= TASK INSTRUCTIONS =
Copy each line of the data below with the word "nomimasu".

BEGIN GIVEN INFORMATION

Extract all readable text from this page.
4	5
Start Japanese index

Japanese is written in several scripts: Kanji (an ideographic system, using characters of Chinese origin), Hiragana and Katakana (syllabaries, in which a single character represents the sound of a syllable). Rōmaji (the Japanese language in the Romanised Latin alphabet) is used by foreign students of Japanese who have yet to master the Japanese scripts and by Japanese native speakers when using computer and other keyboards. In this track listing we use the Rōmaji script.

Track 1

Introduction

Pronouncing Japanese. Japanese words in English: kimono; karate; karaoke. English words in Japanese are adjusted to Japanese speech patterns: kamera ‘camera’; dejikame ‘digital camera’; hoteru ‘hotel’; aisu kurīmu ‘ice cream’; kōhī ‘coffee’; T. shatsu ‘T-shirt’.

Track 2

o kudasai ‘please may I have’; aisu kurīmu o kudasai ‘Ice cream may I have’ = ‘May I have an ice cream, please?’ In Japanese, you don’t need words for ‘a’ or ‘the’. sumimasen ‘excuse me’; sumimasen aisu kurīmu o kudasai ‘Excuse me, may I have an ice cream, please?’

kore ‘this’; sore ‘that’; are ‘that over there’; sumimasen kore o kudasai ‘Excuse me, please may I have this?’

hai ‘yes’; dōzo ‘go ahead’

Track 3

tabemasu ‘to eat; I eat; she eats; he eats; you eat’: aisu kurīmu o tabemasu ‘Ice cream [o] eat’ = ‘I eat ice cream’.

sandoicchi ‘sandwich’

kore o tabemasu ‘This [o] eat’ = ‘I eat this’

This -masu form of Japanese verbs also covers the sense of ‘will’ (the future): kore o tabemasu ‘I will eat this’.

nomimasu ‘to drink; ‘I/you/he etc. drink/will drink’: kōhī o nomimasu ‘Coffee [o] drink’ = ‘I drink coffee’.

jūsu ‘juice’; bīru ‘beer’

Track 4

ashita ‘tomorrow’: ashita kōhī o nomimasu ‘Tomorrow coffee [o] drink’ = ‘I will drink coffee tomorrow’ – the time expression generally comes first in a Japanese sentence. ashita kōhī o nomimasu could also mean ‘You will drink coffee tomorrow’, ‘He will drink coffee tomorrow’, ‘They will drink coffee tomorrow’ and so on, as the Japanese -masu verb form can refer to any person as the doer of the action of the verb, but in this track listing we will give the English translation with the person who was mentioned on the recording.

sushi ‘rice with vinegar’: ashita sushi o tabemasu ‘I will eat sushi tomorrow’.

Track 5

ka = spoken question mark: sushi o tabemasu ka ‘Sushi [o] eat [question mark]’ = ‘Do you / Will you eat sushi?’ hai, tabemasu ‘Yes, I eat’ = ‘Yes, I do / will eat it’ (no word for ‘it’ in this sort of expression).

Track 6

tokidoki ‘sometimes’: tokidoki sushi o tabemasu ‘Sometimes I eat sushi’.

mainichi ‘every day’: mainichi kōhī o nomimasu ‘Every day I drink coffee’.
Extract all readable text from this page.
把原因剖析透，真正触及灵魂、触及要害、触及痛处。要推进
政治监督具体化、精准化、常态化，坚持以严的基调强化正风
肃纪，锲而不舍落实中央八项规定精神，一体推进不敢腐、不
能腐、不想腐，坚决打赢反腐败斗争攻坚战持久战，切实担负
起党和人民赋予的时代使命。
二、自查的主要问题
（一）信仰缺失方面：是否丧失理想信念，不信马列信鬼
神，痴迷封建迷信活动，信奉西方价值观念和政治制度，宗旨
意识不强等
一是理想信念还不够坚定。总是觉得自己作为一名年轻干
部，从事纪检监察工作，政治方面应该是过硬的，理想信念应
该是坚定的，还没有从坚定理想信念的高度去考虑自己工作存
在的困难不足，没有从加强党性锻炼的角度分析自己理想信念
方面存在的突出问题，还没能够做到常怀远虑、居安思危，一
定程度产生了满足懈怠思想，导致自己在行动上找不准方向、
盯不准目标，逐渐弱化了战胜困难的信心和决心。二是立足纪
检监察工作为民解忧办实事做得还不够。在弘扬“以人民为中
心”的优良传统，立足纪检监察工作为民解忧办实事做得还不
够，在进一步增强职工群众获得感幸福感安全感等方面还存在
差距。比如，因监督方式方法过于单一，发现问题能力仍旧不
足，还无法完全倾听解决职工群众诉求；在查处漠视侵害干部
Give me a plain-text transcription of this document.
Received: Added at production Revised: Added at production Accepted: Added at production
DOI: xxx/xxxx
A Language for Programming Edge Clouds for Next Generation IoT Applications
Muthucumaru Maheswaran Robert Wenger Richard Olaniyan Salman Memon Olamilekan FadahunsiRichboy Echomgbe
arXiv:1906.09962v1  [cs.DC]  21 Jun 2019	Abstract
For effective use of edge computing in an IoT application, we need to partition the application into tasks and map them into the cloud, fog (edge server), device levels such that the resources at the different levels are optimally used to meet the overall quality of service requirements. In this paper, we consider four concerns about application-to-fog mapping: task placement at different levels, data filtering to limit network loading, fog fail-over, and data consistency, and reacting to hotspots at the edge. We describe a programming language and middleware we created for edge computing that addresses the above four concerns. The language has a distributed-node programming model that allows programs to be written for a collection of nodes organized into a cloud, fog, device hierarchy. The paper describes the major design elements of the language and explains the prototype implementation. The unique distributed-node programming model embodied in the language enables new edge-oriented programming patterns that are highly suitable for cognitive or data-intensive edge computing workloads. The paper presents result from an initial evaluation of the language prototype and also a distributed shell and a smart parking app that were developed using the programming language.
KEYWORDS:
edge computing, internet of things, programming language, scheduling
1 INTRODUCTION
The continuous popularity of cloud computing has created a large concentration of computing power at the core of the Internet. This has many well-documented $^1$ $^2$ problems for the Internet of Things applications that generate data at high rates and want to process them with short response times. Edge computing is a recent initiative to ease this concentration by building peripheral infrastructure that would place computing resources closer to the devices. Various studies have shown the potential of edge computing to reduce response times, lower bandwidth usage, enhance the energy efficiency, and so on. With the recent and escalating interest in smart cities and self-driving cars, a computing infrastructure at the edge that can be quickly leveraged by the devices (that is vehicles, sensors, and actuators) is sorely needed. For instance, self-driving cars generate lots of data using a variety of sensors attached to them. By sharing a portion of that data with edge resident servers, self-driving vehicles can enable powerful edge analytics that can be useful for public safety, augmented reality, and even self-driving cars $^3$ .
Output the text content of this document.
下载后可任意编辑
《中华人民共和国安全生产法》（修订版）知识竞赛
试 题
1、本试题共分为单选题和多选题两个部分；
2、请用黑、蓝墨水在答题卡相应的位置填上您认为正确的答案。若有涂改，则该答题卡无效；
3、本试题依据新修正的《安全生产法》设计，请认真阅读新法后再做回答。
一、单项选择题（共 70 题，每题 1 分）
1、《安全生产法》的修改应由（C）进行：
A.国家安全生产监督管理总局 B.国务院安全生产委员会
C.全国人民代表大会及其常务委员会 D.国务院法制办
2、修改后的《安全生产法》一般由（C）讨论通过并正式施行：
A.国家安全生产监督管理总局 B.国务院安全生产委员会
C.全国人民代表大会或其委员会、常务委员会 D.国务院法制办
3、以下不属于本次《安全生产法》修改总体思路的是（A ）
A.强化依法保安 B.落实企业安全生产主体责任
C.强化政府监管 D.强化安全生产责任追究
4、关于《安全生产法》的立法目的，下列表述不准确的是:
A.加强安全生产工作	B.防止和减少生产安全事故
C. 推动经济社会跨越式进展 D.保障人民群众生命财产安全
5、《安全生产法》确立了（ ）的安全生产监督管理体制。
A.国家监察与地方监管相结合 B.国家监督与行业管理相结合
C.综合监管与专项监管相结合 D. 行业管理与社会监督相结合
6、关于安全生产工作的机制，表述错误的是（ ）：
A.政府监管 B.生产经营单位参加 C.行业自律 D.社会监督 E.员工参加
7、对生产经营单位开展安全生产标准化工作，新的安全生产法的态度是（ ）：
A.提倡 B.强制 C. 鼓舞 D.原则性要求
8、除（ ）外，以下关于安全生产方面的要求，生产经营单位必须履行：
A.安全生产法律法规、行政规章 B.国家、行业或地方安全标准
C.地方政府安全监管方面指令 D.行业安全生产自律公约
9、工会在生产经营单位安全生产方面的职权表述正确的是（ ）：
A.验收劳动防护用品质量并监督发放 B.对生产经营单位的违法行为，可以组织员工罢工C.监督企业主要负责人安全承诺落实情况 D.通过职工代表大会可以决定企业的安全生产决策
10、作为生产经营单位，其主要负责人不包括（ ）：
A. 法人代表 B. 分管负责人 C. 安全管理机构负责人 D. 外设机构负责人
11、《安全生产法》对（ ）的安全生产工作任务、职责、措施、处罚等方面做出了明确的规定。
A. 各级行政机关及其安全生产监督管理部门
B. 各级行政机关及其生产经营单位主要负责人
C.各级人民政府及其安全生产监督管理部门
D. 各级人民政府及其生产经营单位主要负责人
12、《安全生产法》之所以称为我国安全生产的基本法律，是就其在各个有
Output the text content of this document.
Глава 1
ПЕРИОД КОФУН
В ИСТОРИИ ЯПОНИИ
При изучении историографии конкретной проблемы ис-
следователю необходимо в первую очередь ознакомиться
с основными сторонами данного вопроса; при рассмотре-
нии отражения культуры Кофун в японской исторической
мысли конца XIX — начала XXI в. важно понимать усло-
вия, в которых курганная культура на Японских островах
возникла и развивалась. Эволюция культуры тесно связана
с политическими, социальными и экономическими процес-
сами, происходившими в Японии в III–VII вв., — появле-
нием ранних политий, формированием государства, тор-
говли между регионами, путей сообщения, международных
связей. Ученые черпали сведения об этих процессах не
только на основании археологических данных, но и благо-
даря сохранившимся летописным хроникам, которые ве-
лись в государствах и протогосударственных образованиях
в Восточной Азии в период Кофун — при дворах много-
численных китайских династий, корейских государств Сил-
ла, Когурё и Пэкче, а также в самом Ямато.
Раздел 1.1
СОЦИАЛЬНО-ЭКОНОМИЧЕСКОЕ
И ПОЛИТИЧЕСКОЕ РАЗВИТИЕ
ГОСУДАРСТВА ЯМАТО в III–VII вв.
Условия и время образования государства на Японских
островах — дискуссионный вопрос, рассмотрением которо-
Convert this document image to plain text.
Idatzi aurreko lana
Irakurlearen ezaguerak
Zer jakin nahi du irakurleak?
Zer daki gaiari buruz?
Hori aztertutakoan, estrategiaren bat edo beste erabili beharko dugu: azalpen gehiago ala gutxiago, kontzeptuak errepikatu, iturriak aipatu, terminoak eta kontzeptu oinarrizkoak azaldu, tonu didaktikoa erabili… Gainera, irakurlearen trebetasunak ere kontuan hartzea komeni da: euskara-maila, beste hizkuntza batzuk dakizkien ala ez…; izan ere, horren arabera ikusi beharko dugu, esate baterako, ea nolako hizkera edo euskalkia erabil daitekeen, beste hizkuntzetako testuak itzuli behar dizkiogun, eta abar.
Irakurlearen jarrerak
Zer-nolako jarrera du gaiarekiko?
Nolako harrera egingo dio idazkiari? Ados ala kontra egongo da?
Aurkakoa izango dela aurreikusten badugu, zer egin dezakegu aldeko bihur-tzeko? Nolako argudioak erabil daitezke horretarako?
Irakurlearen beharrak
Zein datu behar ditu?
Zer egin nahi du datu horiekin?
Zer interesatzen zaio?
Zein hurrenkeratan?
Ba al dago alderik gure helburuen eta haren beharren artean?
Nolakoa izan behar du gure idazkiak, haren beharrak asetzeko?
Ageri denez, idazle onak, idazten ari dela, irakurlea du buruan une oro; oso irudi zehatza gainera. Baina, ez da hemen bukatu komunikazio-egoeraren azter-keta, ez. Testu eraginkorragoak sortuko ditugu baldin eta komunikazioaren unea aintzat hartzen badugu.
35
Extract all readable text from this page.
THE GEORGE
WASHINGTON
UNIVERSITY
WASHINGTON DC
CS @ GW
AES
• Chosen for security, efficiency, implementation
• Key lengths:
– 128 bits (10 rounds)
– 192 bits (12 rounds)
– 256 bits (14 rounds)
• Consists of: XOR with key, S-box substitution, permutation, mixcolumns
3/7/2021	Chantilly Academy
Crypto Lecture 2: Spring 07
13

END GIVEN INFORMATION

= FINAL ANSWER =
nomimasu ‘to drink; ‘I/you/he etc. drink/will drink’: kōhī o nomimasu ‘Coffee [o] drink’ = ‘I drink coffee’.
ashita ‘tomorrow’: ashita kōhī o nomimasu ‘Tomorrow coffee [o] drink’ = ‘I will drink coffee tomorrow’ – the time expression generally comes first in a Japanese sentence. ashita kōhī o nomimasu could also mean ‘You will drink coffee tomorrow’, ‘He will drink coffee tomorrow’, ‘They will drink coffee tomorrow’ and so on, as the Japanese -masu verb form can refer to any person as the doer of the action of the verb, but in this track listing we will give the English translation with the person who was mentioned on the recording.
mainichi ‘every day’: mainichi kōhī o nomimasu ‘Every day I drink coffee’.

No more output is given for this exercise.